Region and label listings

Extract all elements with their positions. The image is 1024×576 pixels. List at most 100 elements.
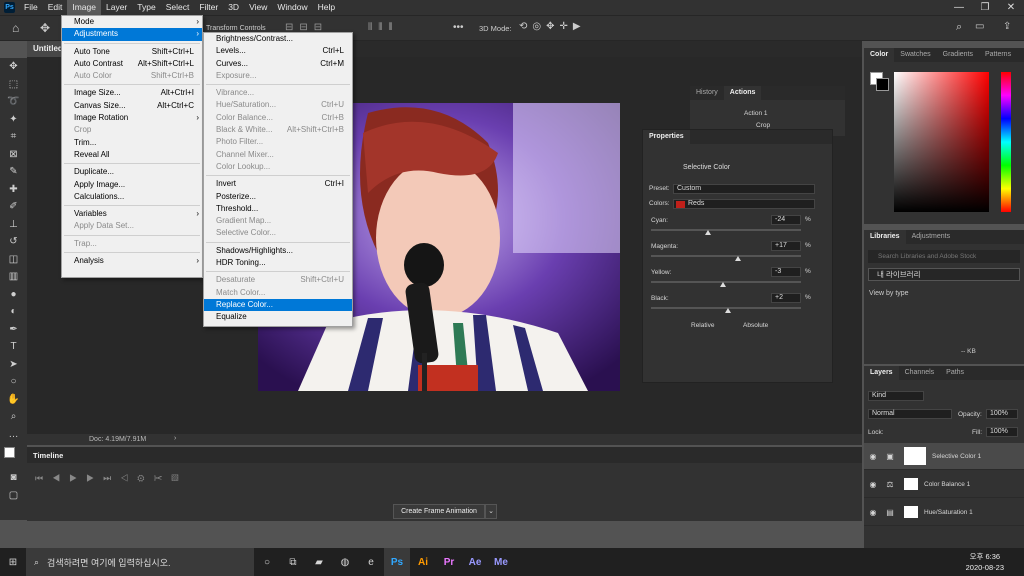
distribute-icons[interactable]: ⫴⫴⫴ (368, 22, 399, 33)
healing-icon[interactable]: ✚ (0, 181, 27, 199)
layer-mask-thumb[interactable] (904, 447, 926, 465)
tab-actions[interactable]: Actions (723, 86, 762, 100)
more-options-icon[interactable]: ••• (453, 22, 464, 33)
absolute-radio[interactable]: Absolute (743, 322, 768, 329)
dodge-icon[interactable]: ◐ (0, 303, 27, 321)
menu-item-calculations[interactable]: Calculations... (62, 191, 202, 203)
lasso-icon[interactable]: ➰ (0, 93, 27, 111)
tab-properties[interactable]: Properties (643, 130, 690, 144)
layer-name[interactable]: Hue/Saturation 1 (924, 509, 973, 516)
home-icon[interactable]: ⌂ (12, 21, 19, 35)
tab-layers[interactable]: Layers (864, 366, 899, 380)
library-search-input[interactable]: Search Libraries and Adobe Stock (868, 250, 1020, 263)
slider-value-input[interactable]: -24 (771, 215, 801, 225)
colors-select[interactable]: Reds (673, 199, 815, 209)
tab-adjustments[interactable]: Adjustments (906, 230, 957, 244)
slider-value-input[interactable]: -3 (771, 267, 801, 277)
layer-row[interactable]: ◉ ⚖ Color Balance 1 (864, 471, 1024, 498)
move-tool-icon[interactable]: ✥ (40, 21, 50, 35)
quick-mask-icon[interactable]: ◙ (0, 469, 27, 487)
menu-item-trim[interactable]: Trim... (62, 137, 202, 149)
layer-row[interactable]: ◉ ▣ Selective Color 1 (864, 443, 1024, 470)
menu-type[interactable]: Type (132, 0, 160, 15)
path-select-icon[interactable]: ➤ (0, 356, 27, 374)
menu-item-hdr-toning[interactable]: HDR Toning... (204, 257, 352, 269)
premiere-taskbar-icon[interactable]: Pr (436, 548, 462, 576)
hue-slider[interactable] (1001, 72, 1011, 212)
menu-item-posterize[interactable]: Posterize... (204, 191, 352, 203)
menu-item-apply-image[interactable]: Apply Image... (62, 179, 202, 191)
menu-item-adjustments[interactable]: Adjustments › (62, 28, 202, 41)
status-arrow-icon[interactable]: › (174, 435, 176, 442)
layer-mask-thumb[interactable] (904, 478, 918, 490)
slider-thumb[interactable] (724, 308, 731, 313)
menu-layer[interactable]: Layer (101, 0, 132, 15)
layer-name[interactable]: Color Balance 1 (924, 481, 970, 488)
stamp-icon[interactable]: ⊥ (0, 216, 27, 234)
layer-name[interactable]: Selective Color 1 (932, 453, 981, 460)
menu-item-auto-tone[interactable]: Auto Tone Shift+Ctrl+L (62, 46, 202, 58)
menu-item-canvas-size[interactable]: Canvas Size... Alt+Ctrl+C (62, 100, 202, 112)
preset-select[interactable]: Custom (673, 184, 815, 194)
menu-item-levels[interactable]: Levels... Ctrl+L (204, 45, 352, 57)
eyedropper-icon[interactable]: ✎ (0, 163, 27, 181)
opacity-input[interactable]: 100% (986, 409, 1018, 419)
visibility-icon[interactable]: ◉ (864, 508, 882, 517)
3d-mode-icons[interactable]: ⟲◎✥✛▶ (519, 21, 586, 32)
chrome-icon[interactable]: ◍ (332, 548, 358, 576)
playback-controls-icon[interactable]: ⏮◀▶▶⏭◁⚙✂▨ (35, 473, 187, 484)
photoshop-taskbar-icon[interactable]: Ps (384, 548, 410, 576)
fill-input[interactable]: 100% (986, 427, 1018, 437)
slider-thumb[interactable] (720, 282, 726, 287)
menu-image[interactable]: Image (67, 0, 101, 15)
tab-gradients[interactable]: Gradients (937, 48, 979, 62)
menu-select[interactable]: Select (161, 0, 195, 15)
tab-history[interactable]: History (690, 86, 724, 100)
move-icon[interactable]: ✥ (0, 58, 27, 76)
slider-track[interactable] (651, 281, 801, 283)
foreground-color[interactable] (4, 447, 15, 458)
marquee-icon[interactable]: ⬚ (0, 76, 27, 94)
menu-edit[interactable]: Edit (43, 0, 68, 15)
menu-item-reveal-all[interactable]: Reveal All (62, 149, 202, 161)
menu-item-image-rotation[interactable]: Image Rotation › (62, 112, 202, 124)
blend-mode-select[interactable]: Normal (868, 409, 952, 419)
windows-start-icon[interactable]: ⊞ (0, 548, 26, 576)
cortana-icon[interactable]: ○ (254, 548, 280, 576)
workspace-icon[interactable]: ▭ (975, 21, 984, 32)
menu-item-brightness-contrast[interactable]: Brightness/Contrast... (204, 33, 352, 45)
menu-item-equalize[interactable]: Equalize (204, 311, 352, 323)
visibility-icon[interactable]: ◉ (864, 480, 882, 489)
slider-track[interactable] (651, 255, 801, 257)
relative-radio[interactable]: Relative (691, 322, 714, 329)
tab-channels[interactable]: Channels (899, 366, 941, 380)
create-frame-animation-button[interactable]: Create Frame Animation (393, 504, 485, 519)
menu-item-image-size[interactable]: Image Size... Alt+Ctrl+I (62, 87, 202, 99)
menu-3d[interactable]: 3D (223, 0, 244, 15)
screen-mode-icon[interactable]: ▢ (0, 487, 27, 505)
brush-icon[interactable]: ✐ (0, 198, 27, 216)
close-button[interactable]: ✕ (998, 2, 1024, 13)
menu-item-duplicate[interactable]: Duplicate... (62, 166, 202, 178)
clock[interactable]: 오후 6:36 2020-08-23 (966, 551, 1024, 573)
after-effects-taskbar-icon[interactable]: Ae (462, 548, 488, 576)
search-icon[interactable]: ⌕ (956, 21, 962, 34)
taskbar-search[interactable]: ⌕ 검색하려면 여기에 입력하십시오. (26, 548, 254, 576)
slider-track[interactable] (651, 229, 801, 231)
slider-thumb[interactable] (735, 256, 741, 261)
action-item[interactable]: Crop (756, 122, 770, 129)
view-by-type[interactable]: View by type (869, 290, 909, 297)
menu-item-mode[interactable]: Mode › (62, 16, 202, 28)
slider-value-input[interactable]: +17 (771, 241, 801, 251)
tab-libraries[interactable]: Libraries (864, 230, 906, 244)
illustrator-taskbar-icon[interactable]: Ai (410, 548, 436, 576)
share-icon[interactable]: ⇪ (1003, 21, 1011, 32)
file-explorer-icon[interactable]: ▰ (306, 548, 332, 576)
chevron-down-icon[interactable]: ⌄ (485, 504, 497, 519)
zoom-icon[interactable]: ⌕ (0, 408, 27, 426)
layer-row[interactable]: ◉ ▤ Hue/Saturation 1 (864, 499, 1024, 526)
menu-item-invert[interactable]: Invert Ctrl+I (204, 178, 352, 190)
menu-help[interactable]: Help (313, 0, 340, 15)
layer-mask-thumb[interactable] (904, 506, 918, 518)
eraser-icon[interactable]: ◫ (0, 251, 27, 269)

WHAT YOU SHOULD DO: Reproduce the listing above word for word, leaving out the pictures.

RESPONSE:
Extract all elements with their positions. The image is 1024×576 pixels. List at most 100 elements.
distribute-icons[interactable]: ⫴⫴⫴ (368, 22, 399, 33)
healing-icon[interactable]: ✚ (0, 181, 27, 199)
layer-mask-thumb[interactable] (904, 447, 926, 465)
tab-actions[interactable]: Actions (723, 86, 762, 100)
more-options-icon[interactable]: ••• (453, 22, 464, 33)
absolute-radio[interactable]: Absolute (743, 322, 768, 329)
dodge-icon[interactable]: ◐ (0, 303, 27, 321)
menu-item-calculations[interactable]: Calculations... (62, 191, 202, 203)
lasso-icon[interactable]: ➰ (0, 93, 27, 111)
tab-properties[interactable]: Properties (643, 130, 690, 144)
layer-name[interactable]: Hue/Saturation 1 (924, 509, 973, 516)
home-icon[interactable]: ⌂ (12, 21, 19, 35)
tab-layers[interactable]: Layers (864, 366, 899, 380)
library-search-input[interactable]: Search Libraries and Adobe Stock (868, 250, 1020, 263)
slider-value-input[interactable]: -24 (771, 215, 801, 225)
colors-select[interactable]: Reds (673, 199, 815, 209)
tab-adjustments[interactable]: Adjustments (906, 230, 957, 244)
slider-value-input[interactable]: -3 (771, 267, 801, 277)
layer-row[interactable]: ◉ ⚖ Color Balance 1 (864, 471, 1024, 498)
move-tool-icon[interactable]: ✥ (40, 21, 50, 35)
quick-mask-icon[interactable]: ◙ (0, 469, 27, 487)
menu-item-trim[interactable]: Trim... (62, 137, 202, 149)
layer-row[interactable]: ◉ ▣ Selective Color 1 (864, 443, 1024, 470)
menu-type[interactable]: Type (132, 0, 160, 15)
path-select-icon[interactable]: ➤ (0, 356, 27, 374)
menu-item-hdr-toning[interactable]: HDR Toning... (204, 257, 352, 269)
premiere-taskbar-icon[interactable]: Pr (436, 548, 462, 576)
hue-slider[interactable] (1001, 72, 1011, 212)
menu-item-posterize[interactable]: Posterize... (204, 191, 352, 203)
menu-item-apply-image[interactable]: Apply Image... (62, 179, 202, 191)
menu-item-adjustments[interactable]: Adjustments › (62, 28, 202, 41)
status-arrow-icon[interactable]: › (174, 435, 176, 442)
layer-mask-thumb[interactable] (904, 478, 918, 490)
slider-thumb[interactable] (724, 308, 731, 313)
menu-layer[interactable]: Layer (101, 0, 132, 15)
layer-name[interactable]: Color Balance 1 (924, 481, 970, 488)
stamp-icon[interactable]: ⊥ (0, 216, 27, 234)
layer-name[interactable]: Selective Color 1 (932, 453, 981, 460)
menu-item-auto-tone[interactable]: Auto Tone Shift+Ctrl+L (62, 46, 202, 58)
menu-item-canvas-size[interactable]: Canvas Size... Alt+Ctrl+C (62, 100, 202, 112)
preset-select[interactable]: Custom (673, 184, 815, 194)
menu-item-levels[interactable]: Levels... Ctrl+L (204, 45, 352, 57)
eyedropper-icon[interactable]: ✎ (0, 163, 27, 181)
opacity-input[interactable]: 100% (986, 409, 1018, 419)
visibility-icon[interactable]: ◉ (864, 508, 882, 517)
3d-mode-icons[interactable]: ⟲◎✥✛▶ (519, 21, 586, 32)
chrome-icon[interactable]: ◍ (332, 548, 358, 576)
playback-controls-icon[interactable]: ⏮◀▶▶⏭◁⚙✂▨ (35, 473, 187, 484)
photoshop-taskbar-icon[interactable]: Ps (384, 548, 410, 576)
fill-input[interactable]: 100% (986, 427, 1018, 437)
slider-thumb[interactable] (720, 282, 726, 287)
menu-image[interactable]: Image (67, 0, 101, 15)
tab-gradients[interactable]: Gradients (937, 48, 979, 62)
menu-select[interactable]: Select (161, 0, 195, 15)
tab-history[interactable]: History (690, 86, 724, 100)
move-icon[interactable]: ✥ (0, 58, 27, 76)
slider-track[interactable] (651, 281, 801, 283)
foreground-color[interactable] (4, 447, 15, 458)
marquee-icon[interactable]: ⬚ (0, 76, 27, 94)
menu-edit[interactable]: Edit (43, 0, 68, 15)
menu-item-reveal-all[interactable]: Reveal All (62, 149, 202, 161)
menu-item-image-rotation[interactable]: Image Rotation › (62, 112, 202, 124)
blend-mode-select[interactable]: Normal (868, 409, 952, 419)
windows-start-icon[interactable]: ⊞ (0, 548, 26, 576)
cortana-icon[interactable]: ○ (254, 548, 280, 576)
workspace-icon[interactable]: ▭ (975, 21, 984, 32)
menu-item-brightness-contrast[interactable]: Brightness/Contrast... (204, 33, 352, 45)
menu-item-equalize[interactable]: Equalize (204, 311, 352, 323)
visibility-icon[interactable]: ◉ (864, 480, 882, 489)
slider-track[interactable] (651, 255, 801, 257)
relative-radio[interactable]: Relative (691, 322, 714, 329)
tab-channels[interactable]: Channels (899, 366, 941, 380)
create-frame-animation-button[interactable]: Create Frame Animation (393, 504, 485, 519)
menu-item-image-size[interactable]: Image Size... Alt+Ctrl+I (62, 87, 202, 99)
menu-3d[interactable]: 3D (223, 0, 244, 15)
screen-mode-icon[interactable]: ▢ (0, 487, 27, 505)
brush-icon[interactable]: ✐ (0, 198, 27, 216)
close-button[interactable]: ✕ (998, 2, 1024, 13)
menu-item-duplicate[interactable]: Duplicate... (62, 166, 202, 178)
clock[interactable]: 오후 6:36 2020-08-23 (966, 551, 1024, 573)
after-effects-taskbar-icon[interactable]: Ae (462, 548, 488, 576)
search-icon[interactable]: ⌕ (956, 21, 962, 34)
taskbar-search[interactable]: ⌕ 검색하려면 여기에 입력하십시오. (26, 548, 254, 576)
slider-track[interactable] (651, 229, 801, 231)
slider-thumb[interactable] (735, 256, 741, 261)
action-item[interactable]: Crop (756, 122, 770, 129)
view-by-type[interactable]: View by type (869, 290, 909, 297)
menu-item-mode[interactable]: Mode › (62, 16, 202, 28)
slider-value-input[interactable]: +17 (771, 241, 801, 251)
tab-libraries[interactable]: Libraries (864, 230, 906, 244)
illustrator-taskbar-icon[interactable]: Ai (410, 548, 436, 576)
share-icon[interactable]: ⇪ (1003, 21, 1011, 32)
file-explorer-icon[interactable]: ▰ (306, 548, 332, 576)
chevron-down-icon[interactable]: ⌄ (485, 504, 497, 519)
zoom-icon[interactable]: ⌕ (0, 408, 27, 426)
layer-row[interactable]: ◉ ▤ Hue/Saturation 1 (864, 499, 1024, 526)
menu-item-invert[interactable]: Invert Ctrl+I (204, 178, 352, 190)
menu-help[interactable]: Help (313, 0, 340, 15)
layer-mask-thumb[interactable] (904, 506, 918, 518)
eraser-icon[interactable]: ◫ (0, 251, 27, 269)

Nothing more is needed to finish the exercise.